Directions: The entries are to be repeated exactly, with all pictures omitted.

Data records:
========================================================================

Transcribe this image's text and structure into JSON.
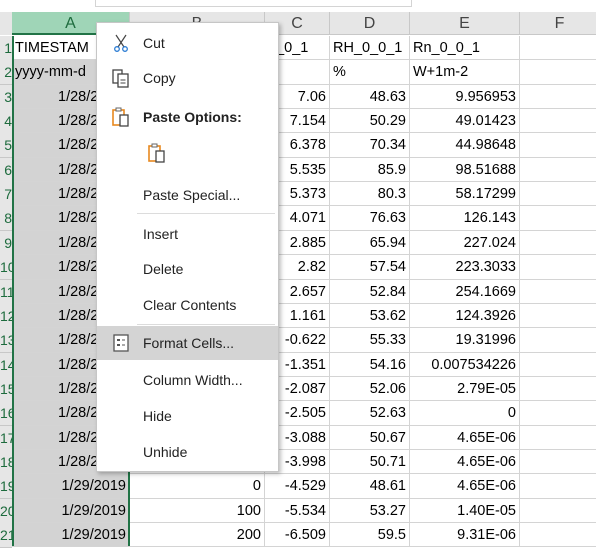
{
  "columns": [
    {
      "id": "A",
      "selected": true
    },
    {
      "id": "B"
    },
    {
      "id": "C"
    },
    {
      "id": "D"
    },
    {
      "id": "E"
    },
    {
      "id": "F"
    }
  ],
  "row_numbers": [
    "1",
    "2",
    "3",
    "4",
    "5",
    "6",
    "7",
    "8",
    "9",
    "10",
    "11",
    "12",
    "13",
    "14",
    "15",
    "16",
    "17",
    "18",
    "19",
    "20",
    "21"
  ],
  "rows": [
    [
      "TIMESTAM",
      "",
      "0_0_1",
      "RH_0_0_1",
      "Rn_0_0_1"
    ],
    [
      "yyyy-mm-d",
      "",
      "",
      "%",
      "W+1m-2"
    ],
    [
      "1/28/2",
      "",
      "7.06",
      "48.63",
      "9.956953"
    ],
    [
      "1/28/2",
      "",
      "7.154",
      "50.29",
      "49.01423"
    ],
    [
      "1/28/2",
      "",
      "6.378",
      "70.34",
      "44.98648"
    ],
    [
      "1/28/2",
      "",
      "5.535",
      "85.9",
      "98.51688"
    ],
    [
      "1/28/2",
      "",
      "5.373",
      "80.3",
      "58.17299"
    ],
    [
      "1/28/2",
      "",
      "4.071",
      "76.63",
      "126.143"
    ],
    [
      "1/28/2",
      "",
      "2.885",
      "65.94",
      "227.024"
    ],
    [
      "1/28/2",
      "",
      "2.82",
      "57.54",
      "223.3033"
    ],
    [
      "1/28/2",
      "",
      "2.657",
      "52.84",
      "254.1669"
    ],
    [
      "1/28/2",
      "",
      "1.161",
      "53.62",
      "124.3926"
    ],
    [
      "1/28/2",
      "",
      "-0.622",
      "55.33",
      "19.31996"
    ],
    [
      "1/28/2",
      "",
      "-1.351",
      "54.16",
      "0.007534226"
    ],
    [
      "1/28/2",
      "",
      "-2.087",
      "52.06",
      "2.79E-05"
    ],
    [
      "1/28/2",
      "",
      "-2.505",
      "52.63",
      "0"
    ],
    [
      "1/28/2",
      "",
      "-3.088",
      "50.67",
      "4.65E-06"
    ],
    [
      "1/28/2",
      "",
      "-3.998",
      "50.71",
      "4.65E-06"
    ],
    [
      "1/29/2019",
      "0",
      "-4.529",
      "48.61",
      "4.65E-06"
    ],
    [
      "1/29/2019",
      "100",
      "-5.534",
      "53.27",
      "1.40E-05"
    ],
    [
      "1/29/2019",
      "200",
      "-6.509",
      "59.5",
      "9.31E-06"
    ]
  ],
  "context_menu": {
    "cut": "Cut",
    "copy": "Copy",
    "paste_options": "Paste Options:",
    "paste_special": "Paste Special...",
    "insert": "Insert",
    "delete": "Delete",
    "clear_contents": "Clear Contents",
    "format_cells": "Format Cells...",
    "column_width": "Column Width...",
    "hide": "Hide",
    "unhide": "Unhide"
  },
  "colors": {
    "accent": "#217346",
    "selected_header": "#9fd5b7",
    "icon_orange": "#e8891f",
    "icon_blue": "#2b7cd3"
  }
}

========================================================================

Answer box:
Transcribe this image's text and structure into JSON.
{
  "columns": [
    {
      "id": "A",
      "selected": true
    },
    {
      "id": "B"
    },
    {
      "id": "C"
    },
    {
      "id": "D"
    },
    {
      "id": "E"
    },
    {
      "id": "F"
    }
  ],
  "row_numbers": [
    "1",
    "2",
    "3",
    "4",
    "5",
    "6",
    "7",
    "8",
    "9",
    "10",
    "11",
    "12",
    "13",
    "14",
    "15",
    "16",
    "17",
    "18",
    "19",
    "20",
    "21"
  ],
  "rows": [
    [
      "TIMESTAM",
      "",
      "0_0_1",
      "RH_0_0_1",
      "Rn_0_0_1"
    ],
    [
      "yyyy-mm-d",
      "",
      "",
      "%",
      "W+1m-2"
    ],
    [
      "1/28/2",
      "",
      "7.06",
      "48.63",
      "9.956953"
    ],
    [
      "1/28/2",
      "",
      "7.154",
      "50.29",
      "49.01423"
    ],
    [
      "1/28/2",
      "",
      "6.378",
      "70.34",
      "44.98648"
    ],
    [
      "1/28/2",
      "",
      "5.535",
      "85.9",
      "98.51688"
    ],
    [
      "1/28/2",
      "",
      "5.373",
      "80.3",
      "58.17299"
    ],
    [
      "1/28/2",
      "",
      "4.071",
      "76.63",
      "126.143"
    ],
    [
      "1/28/2",
      "",
      "2.885",
      "65.94",
      "227.024"
    ],
    [
      "1/28/2",
      "",
      "2.82",
      "57.54",
      "223.3033"
    ],
    [
      "1/28/2",
      "",
      "2.657",
      "52.84",
      "254.1669"
    ],
    [
      "1/28/2",
      "",
      "1.161",
      "53.62",
      "124.3926"
    ],
    [
      "1/28/2",
      "",
      "-0.622",
      "55.33",
      "19.31996"
    ],
    [
      "1/28/2",
      "",
      "-1.351",
      "54.16",
      "0.007534226"
    ],
    [
      "1/28/2",
      "",
      "-2.087",
      "52.06",
      "2.79E-05"
    ],
    [
      "1/28/2",
      "",
      "-2.505",
      "52.63",
      "0"
    ],
    [
      "1/28/2",
      "",
      "-3.088",
      "50.67",
      "4.65E-06"
    ],
    [
      "1/28/2",
      "",
      "-3.998",
      "50.71",
      "4.65E-06"
    ],
    [
      "1/29/2019",
      "0",
      "-4.529",
      "48.61",
      "4.65E-06"
    ],
    [
      "1/29/2019",
      "100",
      "-5.534",
      "53.27",
      "1.40E-05"
    ],
    [
      "1/29/2019",
      "200",
      "-6.509",
      "59.5",
      "9.31E-06"
    ]
  ],
  "context_menu": {
    "cut": "Cut",
    "copy": "Copy",
    "paste_options": "Paste Options:",
    "paste_special": "Paste Special...",
    "insert": "Insert",
    "delete": "Delete",
    "clear_contents": "Clear Contents",
    "format_cells": "Format Cells...",
    "column_width": "Column Width...",
    "hide": "Hide",
    "unhide": "Unhide"
  },
  "colors": {
    "accent": "#217346",
    "selected_header": "#9fd5b7",
    "icon_orange": "#e8891f",
    "icon_blue": "#2b7cd3"
  }
}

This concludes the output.